[Rows from a figure dataset]
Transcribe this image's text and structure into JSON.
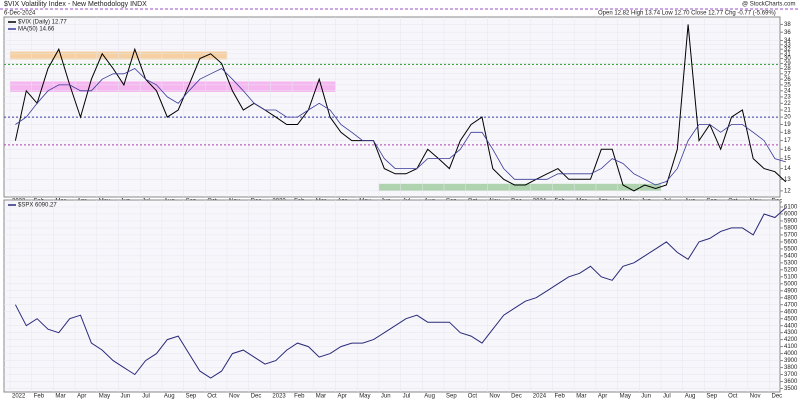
{
  "header": {
    "title": "$VIX Volatility Index - New Methodology INDX",
    "date": "6-Dec-2024",
    "quote": "Open 12.82 High 13.74 Low 12.70 Close 12.77 Chg -0.77 (-5.69%)",
    "credit": "@ StockCharts.com"
  },
  "chart_data": [
    {
      "type": "line",
      "log_scale": true,
      "grid": true,
      "categories": [
        "2022",
        null,
        "Feb",
        null,
        "Mar",
        null,
        "Apr",
        null,
        "May",
        null,
        "Jun",
        null,
        "Jul",
        null,
        "Aug",
        null,
        "Sep",
        null,
        "Oct",
        null,
        "Nov",
        null,
        "Dec",
        null,
        "2023",
        null,
        "Feb",
        null,
        "Mar",
        null,
        "Apr",
        null,
        "May",
        null,
        "Jun",
        null,
        "Jul",
        null,
        "Aug",
        null,
        "Sep",
        null,
        "Oct",
        null,
        "Nov",
        null,
        "Dec",
        null,
        "2024",
        null,
        "Feb",
        null,
        "Mar",
        null,
        "Apr",
        null,
        "May",
        null,
        "Jun",
        null,
        "Jul",
        null,
        "Aug",
        null,
        "Sep",
        null,
        "Oct",
        null,
        "Nov",
        null,
        "Dec",
        null
      ],
      "series": [
        {
          "name": "$VIX (Daily) 12.77",
          "color": "#000000",
          "values": [
            17,
            24,
            22,
            28,
            32,
            25,
            20,
            26,
            31,
            28,
            25,
            32,
            26,
            24,
            20,
            21,
            25,
            30,
            31,
            29,
            24,
            21,
            22,
            21,
            20,
            19,
            19,
            21,
            26,
            20,
            18,
            17,
            17,
            17,
            14,
            13.5,
            13.5,
            14,
            16,
            15,
            14,
            17,
            19,
            20,
            14,
            13,
            12.5,
            12.5,
            13,
            13.5,
            14,
            13,
            13,
            13,
            16,
            16,
            12.5,
            12,
            12.5,
            12.2,
            12.5,
            16,
            38,
            17,
            19,
            16,
            20,
            21,
            15,
            14,
            13.7,
            12.77
          ]
        },
        {
          "name": "MA(50) 14.66",
          "color": "#3a3a9a",
          "values": [
            19,
            20,
            22,
            24,
            25,
            25,
            24,
            24,
            26,
            27,
            27,
            28,
            26,
            25,
            23,
            22,
            24,
            26,
            27,
            28,
            26,
            24,
            22,
            21,
            21,
            20,
            20,
            21,
            22,
            21,
            19,
            18,
            17,
            17,
            15,
            14,
            14,
            14,
            15,
            15,
            15,
            16,
            18,
            18,
            16,
            14,
            13,
            13,
            13,
            13,
            13.5,
            13.5,
            13.5,
            13.5,
            14,
            15,
            14.5,
            13.5,
            13,
            12.5,
            12.8,
            14,
            17,
            19,
            19,
            18,
            19,
            19,
            18,
            17,
            15,
            14.66
          ]
        }
      ],
      "ylim": [
        11.5,
        40
      ],
      "yticks": [
        12,
        13,
        14,
        15,
        16,
        17,
        18,
        19,
        20,
        21,
        22,
        23,
        24,
        25,
        26,
        27,
        28,
        29,
        30,
        31,
        32,
        33,
        34,
        36,
        38
      ],
      "hlines": [
        {
          "value": 28.8,
          "color": "#2e9a2e"
        },
        {
          "value": 20,
          "color": "#3a3aaa"
        },
        {
          "value": 16.5,
          "color": "#b040b0"
        }
      ],
      "bands": [
        {
          "x_from": 0,
          "x_to": 20,
          "low": 29.8,
          "high": 31.5,
          "color": "#f5c68a"
        },
        {
          "x_from": 0,
          "x_to": 30,
          "low": 23.8,
          "high": 25.6,
          "color": "#f5a6ee"
        },
        {
          "x_from": 34,
          "x_to": 60,
          "low": 12,
          "high": 12.6,
          "color": "#9cc99c"
        }
      ]
    },
    {
      "type": "line",
      "log_scale": false,
      "grid": true,
      "categories": [
        "2022",
        null,
        "Feb",
        null,
        "Mar",
        null,
        "Apr",
        null,
        "May",
        null,
        "Jun",
        null,
        "Jul",
        null,
        "Aug",
        null,
        "Sep",
        null,
        "Oct",
        null,
        "Nov",
        null,
        "Dec",
        null,
        "2023",
        null,
        "Feb",
        null,
        "Mar",
        null,
        "Apr",
        null,
        "May",
        null,
        "Jun",
        null,
        "Jul",
        null,
        "Aug",
        null,
        "Sep",
        null,
        "Oct",
        null,
        "Nov",
        null,
        "Dec",
        null,
        "2024",
        null,
        "Feb",
        null,
        "Mar",
        null,
        "Apr",
        null,
        "May",
        null,
        "Jun",
        null,
        "Jul",
        null,
        "Aug",
        null,
        "Sep",
        null,
        "Oct",
        null,
        "Nov",
        null,
        "Dec",
        null
      ],
      "series": [
        {
          "name": "$SPX 6090.27",
          "color": "#2a2a7a",
          "values": [
            4700,
            4400,
            4500,
            4350,
            4300,
            4500,
            4550,
            4150,
            4050,
            3900,
            3800,
            3700,
            3900,
            4000,
            4200,
            4250,
            4000,
            3750,
            3650,
            3750,
            4000,
            4050,
            3950,
            3850,
            3900,
            4050,
            4150,
            4100,
            3950,
            4000,
            4100,
            4150,
            4150,
            4200,
            4300,
            4400,
            4500,
            4550,
            4450,
            4450,
            4450,
            4300,
            4250,
            4150,
            4350,
            4550,
            4650,
            4750,
            4800,
            4900,
            5000,
            5100,
            5150,
            5250,
            5100,
            5050,
            5250,
            5300,
            5400,
            5500,
            5600,
            5450,
            5350,
            5600,
            5650,
            5750,
            5800,
            5800,
            5700,
            6000,
            5950,
            6090.27
          ]
        }
      ],
      "ylim": [
        3450,
        6200
      ],
      "yticks": [
        3500,
        3600,
        3700,
        3800,
        3900,
        4000,
        4100,
        4200,
        4300,
        4400,
        4500,
        4600,
        4700,
        4800,
        4900,
        5000,
        5100,
        5200,
        5300,
        5400,
        5500,
        5600,
        5700,
        5800,
        5900,
        6000,
        6100
      ]
    }
  ]
}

(Work to complete): Set each line of the records down exactly, leaving every picture out.

(Task answer):
Transcribe this image's text and structure into JSON.
{
  "header": {
    "title": "$VIX Volatility Index - New Methodology INDX",
    "date": "6-Dec-2024",
    "quote": "Open 12.82 High 13.74 Low 12.70 Close 12.77 Chg -0.77 (-5.69%)",
    "credit": "@ StockCharts.com"
  },
  "chart_data": [
    {
      "type": "line",
      "log_scale": true,
      "grid": true,
      "categories": [
        "2022",
        null,
        "Feb",
        null,
        "Mar",
        null,
        "Apr",
        null,
        "May",
        null,
        "Jun",
        null,
        "Jul",
        null,
        "Aug",
        null,
        "Sep",
        null,
        "Oct",
        null,
        "Nov",
        null,
        "Dec",
        null,
        "2023",
        null,
        "Feb",
        null,
        "Mar",
        null,
        "Apr",
        null,
        "May",
        null,
        "Jun",
        null,
        "Jul",
        null,
        "Aug",
        null,
        "Sep",
        null,
        "Oct",
        null,
        "Nov",
        null,
        "Dec",
        null,
        "2024",
        null,
        "Feb",
        null,
        "Mar",
        null,
        "Apr",
        null,
        "May",
        null,
        "Jun",
        null,
        "Jul",
        null,
        "Aug",
        null,
        "Sep",
        null,
        "Oct",
        null,
        "Nov",
        null,
        "Dec",
        null
      ],
      "series": [
        {
          "name": "$VIX (Daily) 12.77",
          "color": "#000000",
          "values": [
            17,
            24,
            22,
            28,
            32,
            25,
            20,
            26,
            31,
            28,
            25,
            32,
            26,
            24,
            20,
            21,
            25,
            30,
            31,
            29,
            24,
            21,
            22,
            21,
            20,
            19,
            19,
            21,
            26,
            20,
            18,
            17,
            17,
            17,
            14,
            13.5,
            13.5,
            14,
            16,
            15,
            14,
            17,
            19,
            20,
            14,
            13,
            12.5,
            12.5,
            13,
            13.5,
            14,
            13,
            13,
            13,
            16,
            16,
            12.5,
            12,
            12.5,
            12.2,
            12.5,
            16,
            38,
            17,
            19,
            16,
            20,
            21,
            15,
            14,
            13.7,
            12.77
          ]
        },
        {
          "name": "MA(50) 14.66",
          "color": "#3a3a9a",
          "values": [
            19,
            20,
            22,
            24,
            25,
            25,
            24,
            24,
            26,
            27,
            27,
            28,
            26,
            25,
            23,
            22,
            24,
            26,
            27,
            28,
            26,
            24,
            22,
            21,
            21,
            20,
            20,
            21,
            22,
            21,
            19,
            18,
            17,
            17,
            15,
            14,
            14,
            14,
            15,
            15,
            15,
            16,
            18,
            18,
            16,
            14,
            13,
            13,
            13,
            13,
            13.5,
            13.5,
            13.5,
            13.5,
            14,
            15,
            14.5,
            13.5,
            13,
            12.5,
            12.8,
            14,
            17,
            19,
            19,
            18,
            19,
            19,
            18,
            17,
            15,
            14.66
          ]
        }
      ],
      "ylim": [
        11.5,
        40
      ],
      "yticks": [
        12,
        13,
        14,
        15,
        16,
        17,
        18,
        19,
        20,
        21,
        22,
        23,
        24,
        25,
        26,
        27,
        28,
        29,
        30,
        31,
        32,
        33,
        34,
        36,
        38
      ],
      "hlines": [
        {
          "value": 28.8,
          "color": "#2e9a2e"
        },
        {
          "value": 20,
          "color": "#3a3aaa"
        },
        {
          "value": 16.5,
          "color": "#b040b0"
        }
      ],
      "bands": [
        {
          "x_from": 0,
          "x_to": 20,
          "low": 29.8,
          "high": 31.5,
          "color": "#f5c68a"
        },
        {
          "x_from": 0,
          "x_to": 30,
          "low": 23.8,
          "high": 25.6,
          "color": "#f5a6ee"
        },
        {
          "x_from": 34,
          "x_to": 60,
          "low": 12,
          "high": 12.6,
          "color": "#9cc99c"
        }
      ]
    },
    {
      "type": "line",
      "log_scale": false,
      "grid": true,
      "categories": [
        "2022",
        null,
        "Feb",
        null,
        "Mar",
        null,
        "Apr",
        null,
        "May",
        null,
        "Jun",
        null,
        "Jul",
        null,
        "Aug",
        null,
        "Sep",
        null,
        "Oct",
        null,
        "Nov",
        null,
        "Dec",
        null,
        "2023",
        null,
        "Feb",
        null,
        "Mar",
        null,
        "Apr",
        null,
        "May",
        null,
        "Jun",
        null,
        "Jul",
        null,
        "Aug",
        null,
        "Sep",
        null,
        "Oct",
        null,
        "Nov",
        null,
        "Dec",
        null,
        "2024",
        null,
        "Feb",
        null,
        "Mar",
        null,
        "Apr",
        null,
        "May",
        null,
        "Jun",
        null,
        "Jul",
        null,
        "Aug",
        null,
        "Sep",
        null,
        "Oct",
        null,
        "Nov",
        null,
        "Dec",
        null
      ],
      "series": [
        {
          "name": "$SPX 6090.27",
          "color": "#2a2a7a",
          "values": [
            4700,
            4400,
            4500,
            4350,
            4300,
            4500,
            4550,
            4150,
            4050,
            3900,
            3800,
            3700,
            3900,
            4000,
            4200,
            4250,
            4000,
            3750,
            3650,
            3750,
            4000,
            4050,
            3950,
            3850,
            3900,
            4050,
            4150,
            4100,
            3950,
            4000,
            4100,
            4150,
            4150,
            4200,
            4300,
            4400,
            4500,
            4550,
            4450,
            4450,
            4450,
            4300,
            4250,
            4150,
            4350,
            4550,
            4650,
            4750,
            4800,
            4900,
            5000,
            5100,
            5150,
            5250,
            5100,
            5050,
            5250,
            5300,
            5400,
            5500,
            5600,
            5450,
            5350,
            5600,
            5650,
            5750,
            5800,
            5800,
            5700,
            6000,
            5950,
            6090.27
          ]
        }
      ],
      "ylim": [
        3450,
        6200
      ],
      "yticks": [
        3500,
        3600,
        3700,
        3800,
        3900,
        4000,
        4100,
        4200,
        4300,
        4400,
        4500,
        4600,
        4700,
        4800,
        4900,
        5000,
        5100,
        5200,
        5300,
        5400,
        5500,
        5600,
        5700,
        5800,
        5900,
        6000,
        6100
      ]
    }
  ]
}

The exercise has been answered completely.